§ Written problem: How many lines in the entries below contain "value"? Answer with the number only.

━━━

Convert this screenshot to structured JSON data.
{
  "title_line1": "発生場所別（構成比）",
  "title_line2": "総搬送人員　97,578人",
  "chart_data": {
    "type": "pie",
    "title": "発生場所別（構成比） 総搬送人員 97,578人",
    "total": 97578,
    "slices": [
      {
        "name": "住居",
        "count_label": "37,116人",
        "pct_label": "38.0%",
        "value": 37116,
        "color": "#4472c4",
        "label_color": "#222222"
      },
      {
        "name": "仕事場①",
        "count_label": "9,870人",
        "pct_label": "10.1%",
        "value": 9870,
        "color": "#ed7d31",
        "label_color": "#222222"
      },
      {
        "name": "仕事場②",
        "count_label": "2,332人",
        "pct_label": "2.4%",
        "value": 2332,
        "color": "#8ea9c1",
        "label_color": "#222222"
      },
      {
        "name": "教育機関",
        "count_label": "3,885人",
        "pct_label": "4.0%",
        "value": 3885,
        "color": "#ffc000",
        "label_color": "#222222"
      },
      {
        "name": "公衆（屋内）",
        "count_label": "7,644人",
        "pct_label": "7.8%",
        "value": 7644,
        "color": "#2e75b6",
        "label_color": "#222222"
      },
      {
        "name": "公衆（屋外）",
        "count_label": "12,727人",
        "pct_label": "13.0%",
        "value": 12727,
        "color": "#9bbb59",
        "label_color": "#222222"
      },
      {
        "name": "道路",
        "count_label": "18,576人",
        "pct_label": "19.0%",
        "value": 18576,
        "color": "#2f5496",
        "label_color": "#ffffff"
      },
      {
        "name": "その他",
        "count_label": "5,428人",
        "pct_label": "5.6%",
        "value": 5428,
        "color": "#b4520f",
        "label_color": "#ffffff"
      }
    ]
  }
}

━━━

§ Solution for this task: 8